Written exercise → Look through the data below and work out how many lines contain the string "words". Give the number alone.

Supplied information →
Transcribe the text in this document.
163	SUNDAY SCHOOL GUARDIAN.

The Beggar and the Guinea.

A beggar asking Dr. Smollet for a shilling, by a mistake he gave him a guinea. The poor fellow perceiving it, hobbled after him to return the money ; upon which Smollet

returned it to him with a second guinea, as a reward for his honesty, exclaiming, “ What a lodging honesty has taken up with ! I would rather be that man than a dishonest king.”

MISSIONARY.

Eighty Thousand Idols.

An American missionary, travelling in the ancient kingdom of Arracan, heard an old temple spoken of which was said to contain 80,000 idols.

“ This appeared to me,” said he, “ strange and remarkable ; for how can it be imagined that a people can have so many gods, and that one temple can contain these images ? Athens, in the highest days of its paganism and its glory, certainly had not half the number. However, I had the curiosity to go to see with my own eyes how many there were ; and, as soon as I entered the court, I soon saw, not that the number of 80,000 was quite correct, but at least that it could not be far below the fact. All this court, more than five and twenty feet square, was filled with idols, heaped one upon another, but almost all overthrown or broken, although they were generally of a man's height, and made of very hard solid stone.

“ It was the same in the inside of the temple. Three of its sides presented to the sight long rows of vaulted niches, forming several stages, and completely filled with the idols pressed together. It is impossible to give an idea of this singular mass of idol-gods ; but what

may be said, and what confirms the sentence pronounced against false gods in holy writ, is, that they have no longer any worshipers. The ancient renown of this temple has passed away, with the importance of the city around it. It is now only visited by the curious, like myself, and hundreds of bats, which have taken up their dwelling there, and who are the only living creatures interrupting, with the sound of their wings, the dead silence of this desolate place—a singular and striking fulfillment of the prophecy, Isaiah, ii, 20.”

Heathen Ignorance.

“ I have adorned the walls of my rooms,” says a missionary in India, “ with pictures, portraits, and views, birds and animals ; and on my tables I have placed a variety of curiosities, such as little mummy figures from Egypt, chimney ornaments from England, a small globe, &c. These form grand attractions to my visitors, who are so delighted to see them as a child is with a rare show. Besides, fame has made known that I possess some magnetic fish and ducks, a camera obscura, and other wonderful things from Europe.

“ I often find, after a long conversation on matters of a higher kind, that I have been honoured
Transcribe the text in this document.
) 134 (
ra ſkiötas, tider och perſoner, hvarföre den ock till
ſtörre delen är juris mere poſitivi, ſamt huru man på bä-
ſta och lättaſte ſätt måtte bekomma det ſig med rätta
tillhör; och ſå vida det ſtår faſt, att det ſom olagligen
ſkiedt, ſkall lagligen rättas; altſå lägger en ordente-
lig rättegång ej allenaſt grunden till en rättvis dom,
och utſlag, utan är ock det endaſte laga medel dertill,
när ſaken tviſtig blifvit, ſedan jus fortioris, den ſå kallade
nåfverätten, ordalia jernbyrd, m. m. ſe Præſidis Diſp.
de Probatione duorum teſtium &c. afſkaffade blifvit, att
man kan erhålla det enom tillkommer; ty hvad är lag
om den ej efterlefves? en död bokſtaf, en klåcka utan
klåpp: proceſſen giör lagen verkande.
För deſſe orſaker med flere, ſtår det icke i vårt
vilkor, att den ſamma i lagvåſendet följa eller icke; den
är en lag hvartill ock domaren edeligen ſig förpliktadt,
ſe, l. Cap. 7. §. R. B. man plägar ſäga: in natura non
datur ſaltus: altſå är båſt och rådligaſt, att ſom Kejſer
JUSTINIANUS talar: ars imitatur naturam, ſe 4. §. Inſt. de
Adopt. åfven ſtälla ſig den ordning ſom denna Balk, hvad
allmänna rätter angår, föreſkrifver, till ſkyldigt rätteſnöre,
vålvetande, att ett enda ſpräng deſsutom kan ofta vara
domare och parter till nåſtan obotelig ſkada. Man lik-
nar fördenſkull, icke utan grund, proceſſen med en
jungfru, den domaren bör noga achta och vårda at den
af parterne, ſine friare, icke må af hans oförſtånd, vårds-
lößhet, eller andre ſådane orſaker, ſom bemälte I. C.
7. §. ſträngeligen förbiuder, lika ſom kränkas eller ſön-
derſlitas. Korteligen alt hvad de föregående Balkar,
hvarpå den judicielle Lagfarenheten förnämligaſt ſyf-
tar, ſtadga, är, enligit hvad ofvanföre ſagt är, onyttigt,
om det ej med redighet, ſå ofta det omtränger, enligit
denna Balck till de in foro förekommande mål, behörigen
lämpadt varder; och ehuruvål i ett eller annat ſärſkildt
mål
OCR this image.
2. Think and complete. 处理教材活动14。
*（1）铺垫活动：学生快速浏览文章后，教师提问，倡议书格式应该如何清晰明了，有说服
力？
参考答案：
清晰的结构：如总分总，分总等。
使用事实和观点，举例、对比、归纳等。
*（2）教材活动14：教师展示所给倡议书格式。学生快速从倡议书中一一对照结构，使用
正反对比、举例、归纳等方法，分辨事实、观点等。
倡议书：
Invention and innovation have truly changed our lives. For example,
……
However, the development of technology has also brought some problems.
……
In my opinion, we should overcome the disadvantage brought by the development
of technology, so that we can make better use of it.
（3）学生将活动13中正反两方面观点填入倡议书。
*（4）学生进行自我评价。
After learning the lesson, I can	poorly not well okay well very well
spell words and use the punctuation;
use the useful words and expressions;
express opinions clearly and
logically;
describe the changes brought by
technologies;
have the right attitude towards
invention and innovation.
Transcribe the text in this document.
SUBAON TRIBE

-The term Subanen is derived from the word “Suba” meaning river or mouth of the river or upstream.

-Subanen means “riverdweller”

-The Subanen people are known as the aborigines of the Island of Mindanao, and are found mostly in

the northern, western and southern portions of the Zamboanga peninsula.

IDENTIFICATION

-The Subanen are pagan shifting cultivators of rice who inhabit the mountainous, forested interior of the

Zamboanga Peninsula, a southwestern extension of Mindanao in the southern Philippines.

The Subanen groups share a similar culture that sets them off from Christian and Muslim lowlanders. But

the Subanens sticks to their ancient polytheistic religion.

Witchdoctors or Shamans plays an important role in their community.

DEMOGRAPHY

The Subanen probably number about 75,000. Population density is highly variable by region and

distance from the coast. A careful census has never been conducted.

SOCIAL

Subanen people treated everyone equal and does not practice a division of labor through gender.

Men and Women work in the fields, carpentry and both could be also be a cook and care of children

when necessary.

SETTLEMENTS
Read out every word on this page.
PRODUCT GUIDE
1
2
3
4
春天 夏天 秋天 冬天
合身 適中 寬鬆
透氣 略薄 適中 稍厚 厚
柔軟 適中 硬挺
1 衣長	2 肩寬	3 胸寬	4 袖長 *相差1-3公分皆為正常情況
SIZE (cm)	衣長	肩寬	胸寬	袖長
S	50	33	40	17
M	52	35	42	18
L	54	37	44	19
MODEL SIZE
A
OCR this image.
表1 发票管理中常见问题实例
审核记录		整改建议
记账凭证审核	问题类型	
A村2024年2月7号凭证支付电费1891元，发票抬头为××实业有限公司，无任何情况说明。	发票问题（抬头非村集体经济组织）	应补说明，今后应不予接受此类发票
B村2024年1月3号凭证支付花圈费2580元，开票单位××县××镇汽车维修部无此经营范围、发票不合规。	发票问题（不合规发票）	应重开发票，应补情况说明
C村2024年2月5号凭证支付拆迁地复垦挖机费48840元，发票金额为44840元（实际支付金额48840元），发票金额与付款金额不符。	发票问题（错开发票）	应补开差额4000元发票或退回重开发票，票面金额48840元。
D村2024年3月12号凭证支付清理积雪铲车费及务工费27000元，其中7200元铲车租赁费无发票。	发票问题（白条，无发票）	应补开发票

Worked answer → 2